Layout element data
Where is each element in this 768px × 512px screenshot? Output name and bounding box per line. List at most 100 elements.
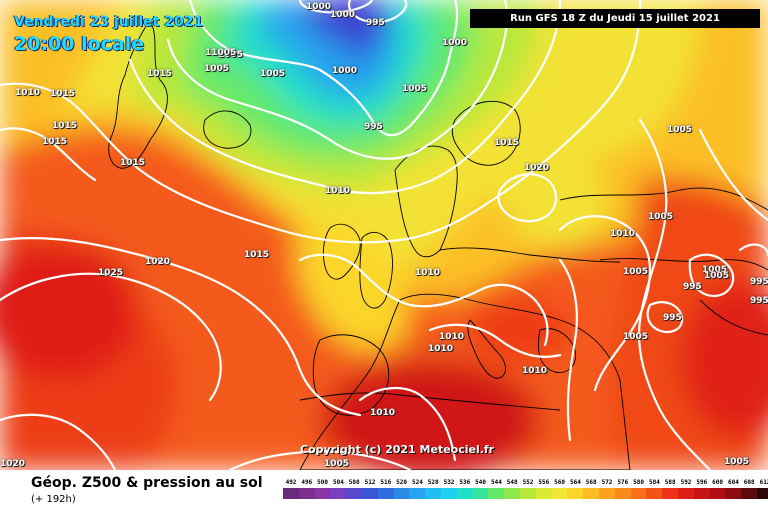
legend-value: 596 [696,479,708,486]
legend-cell: 596 [693,477,710,501]
legend-swatch [535,488,552,499]
legend-swatch [314,488,331,499]
legend-swatch [504,488,521,499]
isobar-label: 995 [663,313,682,323]
isobar-label: 1010 [522,366,548,376]
isobar-label: 1000 [330,10,356,20]
legend-cell: 560 [551,477,568,501]
legend-swatch [409,488,426,499]
isobar-label: 1005 [623,267,649,277]
legend-value: 532 [443,479,455,486]
legend-swatch [757,488,768,499]
isobar-label: 1005 [402,84,428,94]
land-outlines [108,19,768,470]
legend-cell: 492 [283,477,299,501]
legend-value: 520 [396,479,408,486]
legend-swatch [520,488,536,499]
legend-swatch [393,488,410,499]
legend-value: 548 [506,479,518,486]
legend-cell: 552 [520,477,536,501]
legend-value: 600 [712,479,724,486]
legend-swatch [709,488,726,499]
legend-cell: 556 [535,477,552,501]
isobar-label: 1015 [52,121,78,131]
legend-value: 492 [285,479,297,486]
forecast-offset: (+ 192h) [31,494,76,505]
legend-cell: 500 [314,477,331,501]
legend-value: 580 [633,479,645,486]
isobar-label: 1020 [145,257,171,267]
legend-cell: 588 [662,477,679,501]
legend-swatch [330,488,347,499]
legend-swatch [646,488,663,499]
legend-swatch [678,488,694,499]
legend-value: 556 [538,479,550,486]
isobar-label: 1010 [15,88,41,98]
isobar-label: 995 [750,277,768,287]
isobar-label: 1015 [244,250,270,260]
isobar-lines [0,0,768,470]
map-title: Géop. Z500 & pression au sol [31,475,263,491]
legend-cell: 532 [441,477,457,501]
legend-cell: 612 [757,477,768,501]
legend-cell: 580 [630,477,647,501]
legend-cell: 608 [741,477,758,501]
isobar-label: 1005 [260,69,286,79]
weather-map [0,0,768,470]
legend-swatch [693,488,710,499]
geopotential-field [0,0,768,470]
isobar-label: 1020 [0,459,26,469]
isobar-label: 1010 [415,268,441,278]
legend-value: 568 [585,479,597,486]
legend-swatch [662,488,679,499]
isobar-label: 1015 [120,158,146,168]
legend-cell: 512 [362,477,378,501]
legend-value: 516 [380,479,392,486]
legend-cell: 524 [409,477,426,501]
legend-value: 608 [743,479,755,486]
isobar-label: 1020 [524,163,550,173]
isobar-label: 1005 [667,125,693,135]
isobar-label: 1005 [702,265,728,275]
legend-cell: 504 [330,477,347,501]
legend-cell: 584 [646,477,663,501]
legend-cell: 536 [456,477,473,501]
isobar-label: 1000 [332,66,358,76]
legend-cell: 540 [472,477,489,501]
isobar-label: 1025 [98,268,124,278]
isobar-label: 1010 [428,344,454,354]
isobar-label: 995 [364,122,383,132]
isobar-label: 995 [366,18,385,28]
legend-cell: 548 [504,477,521,501]
isobar-label: 1005 [648,212,674,222]
isobar-label: 1015 [42,137,68,147]
legend-swatch [488,488,505,499]
copyright-notice: Copyright (c) 2021 Meteociel.fr [300,443,495,456]
legend-swatch [599,488,615,499]
legend-swatch [725,488,742,499]
isobar-label: 1005 [204,64,230,74]
legend-cell: 600 [709,477,726,501]
isobar-label: 1015 [494,138,520,148]
legend-value: 572 [601,479,613,486]
legend-value: 524 [411,479,423,486]
legend-value: 504 [332,479,344,486]
legend-value: 584 [648,479,660,486]
legend-swatch [472,488,489,499]
forecast-time: 20:00 locale [14,33,145,55]
isobar-label: 1010 [610,229,636,239]
isobar-label: 1005 [704,271,730,281]
legend-cell: 564 [567,477,584,501]
legend-value: 552 [522,479,534,486]
legend-value: 592 [680,479,692,486]
legend-cell: 576 [614,477,631,501]
legend-swatch [298,488,315,499]
legend-cell: 568 [583,477,600,501]
legend-value: 604 [727,479,739,486]
legend-value: 512 [364,479,376,486]
legend-cell: 572 [599,477,615,501]
legend-swatch [583,488,600,499]
isobar-label: 1010 [439,332,465,342]
legend-cell: 544 [488,477,505,501]
legend-swatch [346,488,363,499]
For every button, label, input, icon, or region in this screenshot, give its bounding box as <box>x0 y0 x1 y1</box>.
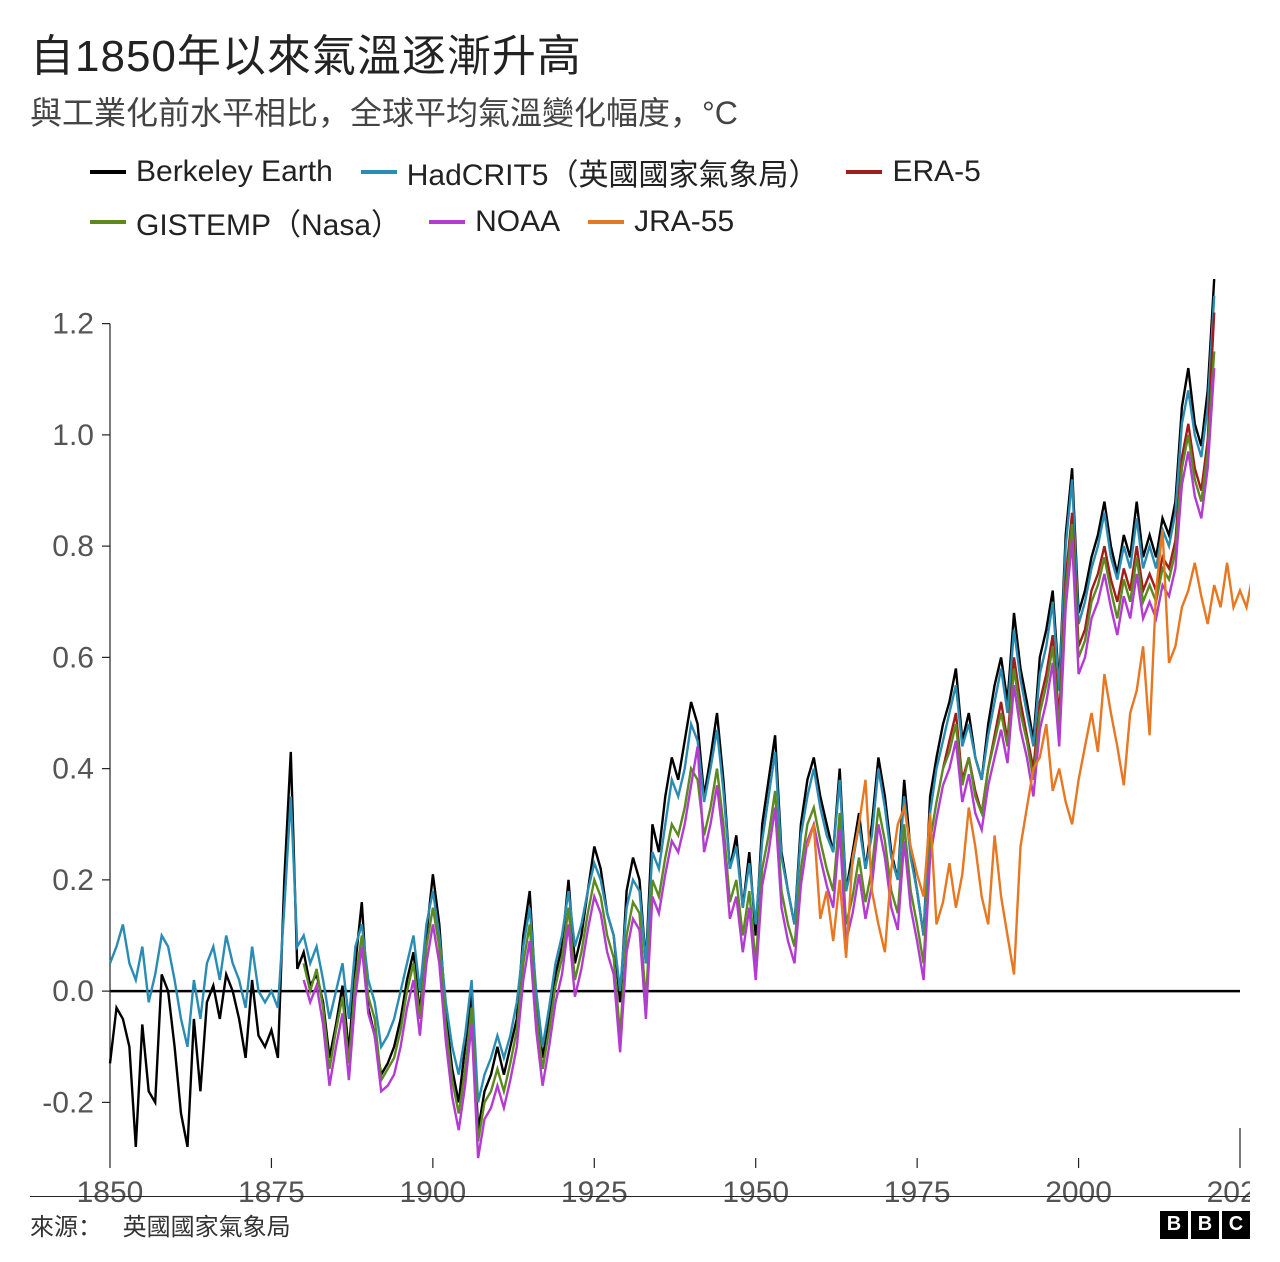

GIVEN TASK: Can you put each line of the data above into a Markdown table with the columns Row and Line, numbering the rows and skipping blank lines? Leave the pictures out of the answer.

RESPONSE TO THIS EXERCISE:
| Row | Line |
|---|---|
| 1 | Where is each element in this 768px × 512px screenshot? Output name and bounding box per line. List at most 100 elements. |
| 2 | legend-value: 596 [696,479,708,486] |
| 3 | legend-cell: 596 [693,477,710,501] |
| 4 | legend-swatch [535,488,552,499] |
| 5 | legend-swatch [314,488,331,499] |
| 6 | legend-swatch [504,488,521,499] |
| 7 | isobar-label: 995 [663,313,682,323] |
| 8 | isobar-label: 1010 [522,366,548,376] |
| 9 | isobar-label: 1000 [330,10,356,20] |
| 10 | legend-cell: 560 [551,477,568,501] |
| 11 | legend-swatch [409,488,426,499] |
| 12 | isobar-label: 1005 [623,267,649,277] |
| 13 | legend-value: 532 [443,479,455,486] |
| 14 | legend-swatch [757,488,768,499] |
| 15 | isobar-label: 1005 [402,84,428,94] |
| 16 | land-outlines [108,19,768,470] |
| 17 | legend-cell: 492 [283,477,299,501] |
| 18 | legend-value: 520 [396,479,408,486] |
| 19 | legend-swatch [520,488,536,499] |
| 20 | legend-swatch [393,488,410,499] |
| 21 | legend-value: 548 [506,479,518,486] |
| 22 | legend-cell: 552 [520,477,536,501] |
| 23 | legend-value: 600 [712,479,724,486] |
| 24 | legend-swatch [709,488,726,499] |
| 25 | legend-cell: 556 [535,477,552,501] |
| 26 | isobar-label: 1015 [52,121,78,131] |
| 27 | legend-value: 492 [285,479,297,486] |
| 28 | forecast-offset: (+ 192h) [31,494,76,505] |
| 29 | legend-cell: 500 [314,477,331,501] |
| 30 | legend-value: 580 [633,479,645,486] |
| 31 | isobar-label: 1020 [145,257,171,267] |
| 32 | legend-cell: 588 [662,477,679,501] |
| 33 | legend-swatch [330,488,347,499] |
| 34 | legend-swatch [646,488,663,499] |
| 35 | legend-swatch [678,488,694,499] |
| 36 | legend-value: 556 [538,479,550,486] |
| 37 | isobar-label: 1010 [15,88,41,98] |
| 38 | isobar-label: 995 [750,277,768,287] |
| 39 | isobar-label: 1015 [244,250,270,260] |
| 40 | isobar-lines [0,0,768,470] |
| 41 | map-title: Géop. Z500 & pression au sol [31,475,263,491] |
| 42 | legend-cell: 532 [441,477,457,501] |
| 43 | legend-cell: 612 [757,477,768,501] |
| 44 | legend-cell: 580 [630,477,647,501] |
| 45 | legend-cell: 608 [741,477,758,501] |
| 46 | isobar-label: 1005 [260,69,286,79] |
| 47 | weather-map [0,0,768,470] |
| 48 | legend-swatch [693,488,710,499] |
| 49 | geopotential-field [0,0,768,470] |
| 50 | isobar-label: 1020 [0,459,26,469] |
| 51 | isobar-label: 1010 [415,268,441,278] |
| 52 | legend-value: 568 [585,479,597,486] |
| 53 | legend-swatch [662,488,679,499] |
| 54 | isobar-label: 1015 [120,158,146,168] |
| 55 | legend-cell: 512 [362,477,378,501] |
| 56 | legend-value: 516 [380,479,392,486] |
| 57 | legend-cell: 524 [409,477,426,501] |
| 58 | legend-value: 608 [743,479,755,486] |
| 59 | isobar-label: 1020 [524,163,550,173] |
| 60 | isobar-label: 1005 [667,125,693,135] |
| 61 | isobar-label: 1005 [702,265,728,275] |
| 62 | legend-cell: 504 [330,477,347,501] |
| 63 | legend-cell: 584 [646,477,663,501] |
| 64 | legend-cell: 536 [456,477,473,501] |
| 65 | isobar-label: 1000 [332,66,358,76] |
| 66 | legend-cell: 540 [472,477,489,501] |
| 67 | isobar-label: 1025 [98,268,124,278] |
| 68 | isobar-label: 1010 [428,344,454,354] |
| 69 | isobar-label: 995 [364,122,383,132] |
| 70 | isobar-label: 995 [366,18,385,28] |
| 71 | legend-cell: 548 [504,477,521,501] |
| 72 | isobar-label: 1005 [648,212,674,222] |
| 73 | isobar-label: 1015 [42,137,68,147] |
| 74 | legend-swatch [488,488,505,499] |
| 75 | copyright-notice: Copyright (c) 2021 Meteociel.fr [300,443,495,456] |
| 76 | legend-swatch [599,488,615,499] |
| 77 | legend-swatch [725,488,742,499] |
| 78 | isobar-label: 1005 [204,64,230,74] |
| 79 | legend-cell: 600 [709,477,726,501] |
| 80 | isobar-label: 1015 [494,138,520,148] |
| 81 | legend-value: 572 [601,479,613,486] |
| 82 | legend-value: 524 [411,479,423,486] |
| 83 | legend-value: 504 [332,479,344,486] |
| 84 | legend-value: 584 [648,479,660,486] |
| 85 | legend-swatch [472,488,489,499] |
| 86 | forecast-time: 20:00 locale [14,33,145,55] |
| 87 | isobar-label: 1010 [610,229,636,239] |
| 88 | isobar-label: 1005 [704,271,730,281] |
| 89 | legend-cell: 564 [567,477,584,501] |
| 90 | legend-value: 552 [522,479,534,486] |
| 91 | legend-value: 592 [680,479,692,486] |
| 92 | legend-cell: 576 [614,477,631,501] |
| 93 | legend-swatch [298,488,315,499] |
| 94 | legend-cell: 568 [583,477,600,501] |
| 95 | legend-value: 604 [727,479,739,486] |
| 96 | legend-value: 512 [364,479,376,486] |
| 97 | legend-cell: 572 [599,477,615,501] |
| 98 | legend-swatch [583,488,600,499] |
| 99 | isobar-label: 1010 [439,332,465,342] |
| 100 | legend-cell: 544 [488,477,505,501] |
| 101 | legend-swatch [346,488,363,499] |
| 102 | For every button, label, input, icon, or region in this screenshot, give its bounding box as <box>x0 y0 x1 y1</box>. |